Directive
Lines that hold the word "timeslice" should be located and copied.

Dataset rows about figures
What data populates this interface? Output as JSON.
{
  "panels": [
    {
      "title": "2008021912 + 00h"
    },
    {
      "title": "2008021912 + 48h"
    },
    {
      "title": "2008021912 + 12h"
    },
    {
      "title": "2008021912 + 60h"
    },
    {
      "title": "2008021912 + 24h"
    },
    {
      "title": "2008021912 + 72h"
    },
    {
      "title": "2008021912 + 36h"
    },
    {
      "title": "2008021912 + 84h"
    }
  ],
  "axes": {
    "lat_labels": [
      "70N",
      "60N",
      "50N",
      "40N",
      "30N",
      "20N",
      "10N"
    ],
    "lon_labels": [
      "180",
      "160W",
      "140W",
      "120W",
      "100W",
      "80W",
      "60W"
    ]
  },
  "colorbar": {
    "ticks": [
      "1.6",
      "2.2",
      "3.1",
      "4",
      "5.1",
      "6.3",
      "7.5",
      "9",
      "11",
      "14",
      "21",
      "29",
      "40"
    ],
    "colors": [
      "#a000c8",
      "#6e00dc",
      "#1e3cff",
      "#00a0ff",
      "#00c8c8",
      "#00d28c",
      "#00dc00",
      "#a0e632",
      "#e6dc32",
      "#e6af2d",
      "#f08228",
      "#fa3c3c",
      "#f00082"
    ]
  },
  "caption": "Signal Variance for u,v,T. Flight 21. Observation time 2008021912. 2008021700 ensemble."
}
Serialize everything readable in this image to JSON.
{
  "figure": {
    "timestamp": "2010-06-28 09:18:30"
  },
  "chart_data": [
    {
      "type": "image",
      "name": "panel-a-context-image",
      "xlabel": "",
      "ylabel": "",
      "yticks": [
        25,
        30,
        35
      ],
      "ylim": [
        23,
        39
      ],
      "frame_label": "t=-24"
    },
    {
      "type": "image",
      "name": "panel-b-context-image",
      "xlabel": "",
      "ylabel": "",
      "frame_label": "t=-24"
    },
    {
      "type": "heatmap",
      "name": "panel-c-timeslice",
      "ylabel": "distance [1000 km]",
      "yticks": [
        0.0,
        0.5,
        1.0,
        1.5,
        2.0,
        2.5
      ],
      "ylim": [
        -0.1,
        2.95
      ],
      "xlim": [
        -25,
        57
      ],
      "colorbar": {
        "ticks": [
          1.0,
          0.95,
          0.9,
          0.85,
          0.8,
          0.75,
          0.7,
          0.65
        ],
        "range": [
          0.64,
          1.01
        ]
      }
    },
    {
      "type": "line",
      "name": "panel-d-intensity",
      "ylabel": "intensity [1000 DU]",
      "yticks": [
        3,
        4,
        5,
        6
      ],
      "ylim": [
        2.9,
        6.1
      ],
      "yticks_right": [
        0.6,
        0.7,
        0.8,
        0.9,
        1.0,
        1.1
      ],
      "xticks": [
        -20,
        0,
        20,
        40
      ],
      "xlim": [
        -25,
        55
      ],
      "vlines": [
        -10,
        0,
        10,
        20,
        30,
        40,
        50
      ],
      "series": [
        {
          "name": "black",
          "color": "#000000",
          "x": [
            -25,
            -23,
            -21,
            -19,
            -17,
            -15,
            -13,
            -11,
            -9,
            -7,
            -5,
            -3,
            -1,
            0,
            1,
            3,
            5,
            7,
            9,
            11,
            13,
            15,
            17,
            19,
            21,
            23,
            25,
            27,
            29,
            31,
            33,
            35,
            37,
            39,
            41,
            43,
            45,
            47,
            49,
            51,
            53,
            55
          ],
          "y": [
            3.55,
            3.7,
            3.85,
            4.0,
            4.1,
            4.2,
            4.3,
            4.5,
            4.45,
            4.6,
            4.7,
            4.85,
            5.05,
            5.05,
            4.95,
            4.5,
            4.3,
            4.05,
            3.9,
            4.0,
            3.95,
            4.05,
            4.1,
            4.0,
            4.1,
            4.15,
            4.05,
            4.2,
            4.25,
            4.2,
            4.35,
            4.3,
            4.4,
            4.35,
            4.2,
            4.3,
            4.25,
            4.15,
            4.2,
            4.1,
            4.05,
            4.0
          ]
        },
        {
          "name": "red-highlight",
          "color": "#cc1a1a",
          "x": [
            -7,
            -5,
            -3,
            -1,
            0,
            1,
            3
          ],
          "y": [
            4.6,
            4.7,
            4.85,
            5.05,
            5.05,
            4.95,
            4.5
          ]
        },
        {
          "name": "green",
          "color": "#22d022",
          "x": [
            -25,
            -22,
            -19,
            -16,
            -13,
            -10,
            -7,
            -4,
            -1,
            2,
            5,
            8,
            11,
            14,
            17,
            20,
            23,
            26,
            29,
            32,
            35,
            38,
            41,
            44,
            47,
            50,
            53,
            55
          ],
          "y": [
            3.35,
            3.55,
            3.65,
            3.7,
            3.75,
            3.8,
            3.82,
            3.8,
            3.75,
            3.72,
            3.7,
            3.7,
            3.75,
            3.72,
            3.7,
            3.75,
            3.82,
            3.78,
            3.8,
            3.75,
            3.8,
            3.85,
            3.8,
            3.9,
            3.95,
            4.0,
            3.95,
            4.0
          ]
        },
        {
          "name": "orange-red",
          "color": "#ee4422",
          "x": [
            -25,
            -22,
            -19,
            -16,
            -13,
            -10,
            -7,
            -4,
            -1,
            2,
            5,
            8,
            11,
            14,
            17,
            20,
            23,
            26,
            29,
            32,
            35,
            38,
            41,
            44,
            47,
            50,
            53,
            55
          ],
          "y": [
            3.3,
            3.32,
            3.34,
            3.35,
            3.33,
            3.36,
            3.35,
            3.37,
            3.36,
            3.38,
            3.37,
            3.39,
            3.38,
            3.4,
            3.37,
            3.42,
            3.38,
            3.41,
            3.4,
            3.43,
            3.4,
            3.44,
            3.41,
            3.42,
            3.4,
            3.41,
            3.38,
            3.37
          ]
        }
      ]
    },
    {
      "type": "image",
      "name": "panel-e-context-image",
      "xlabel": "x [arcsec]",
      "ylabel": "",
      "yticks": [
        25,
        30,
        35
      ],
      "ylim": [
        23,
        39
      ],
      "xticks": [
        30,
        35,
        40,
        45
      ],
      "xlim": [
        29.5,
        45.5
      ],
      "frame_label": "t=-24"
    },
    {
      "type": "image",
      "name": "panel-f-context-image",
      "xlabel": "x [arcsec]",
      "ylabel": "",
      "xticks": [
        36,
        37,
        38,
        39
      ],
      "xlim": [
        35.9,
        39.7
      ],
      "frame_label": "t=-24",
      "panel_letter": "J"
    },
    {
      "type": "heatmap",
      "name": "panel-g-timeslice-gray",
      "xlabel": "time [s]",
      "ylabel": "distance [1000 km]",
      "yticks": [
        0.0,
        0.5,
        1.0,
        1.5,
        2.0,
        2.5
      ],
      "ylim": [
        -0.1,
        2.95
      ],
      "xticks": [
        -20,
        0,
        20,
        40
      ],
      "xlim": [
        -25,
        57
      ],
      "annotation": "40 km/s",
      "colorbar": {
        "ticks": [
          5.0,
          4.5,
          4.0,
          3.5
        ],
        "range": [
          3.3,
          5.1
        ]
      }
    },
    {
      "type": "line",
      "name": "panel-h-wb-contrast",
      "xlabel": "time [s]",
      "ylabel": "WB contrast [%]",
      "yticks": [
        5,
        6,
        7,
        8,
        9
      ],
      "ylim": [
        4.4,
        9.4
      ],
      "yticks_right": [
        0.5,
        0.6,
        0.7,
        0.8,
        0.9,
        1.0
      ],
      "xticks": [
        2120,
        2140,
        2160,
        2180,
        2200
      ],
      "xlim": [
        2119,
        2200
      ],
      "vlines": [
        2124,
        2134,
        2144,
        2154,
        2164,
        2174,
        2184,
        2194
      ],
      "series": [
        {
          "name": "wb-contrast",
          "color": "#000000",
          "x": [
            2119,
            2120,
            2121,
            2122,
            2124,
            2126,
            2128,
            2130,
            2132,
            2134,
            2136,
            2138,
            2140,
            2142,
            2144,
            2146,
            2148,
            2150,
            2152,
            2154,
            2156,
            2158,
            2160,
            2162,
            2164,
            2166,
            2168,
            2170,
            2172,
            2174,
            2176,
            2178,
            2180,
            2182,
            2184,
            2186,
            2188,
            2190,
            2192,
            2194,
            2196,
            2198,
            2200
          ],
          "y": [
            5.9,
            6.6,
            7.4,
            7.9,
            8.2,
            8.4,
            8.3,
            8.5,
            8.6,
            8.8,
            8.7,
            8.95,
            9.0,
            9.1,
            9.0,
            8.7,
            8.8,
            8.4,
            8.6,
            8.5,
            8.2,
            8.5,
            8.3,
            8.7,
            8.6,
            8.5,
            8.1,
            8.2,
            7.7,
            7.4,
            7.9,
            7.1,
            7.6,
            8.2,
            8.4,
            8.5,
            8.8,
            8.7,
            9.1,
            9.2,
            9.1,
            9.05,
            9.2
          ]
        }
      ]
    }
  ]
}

Result
      "name": "panel-c-timeslice",
      "name": "panel-g-timeslice-gray",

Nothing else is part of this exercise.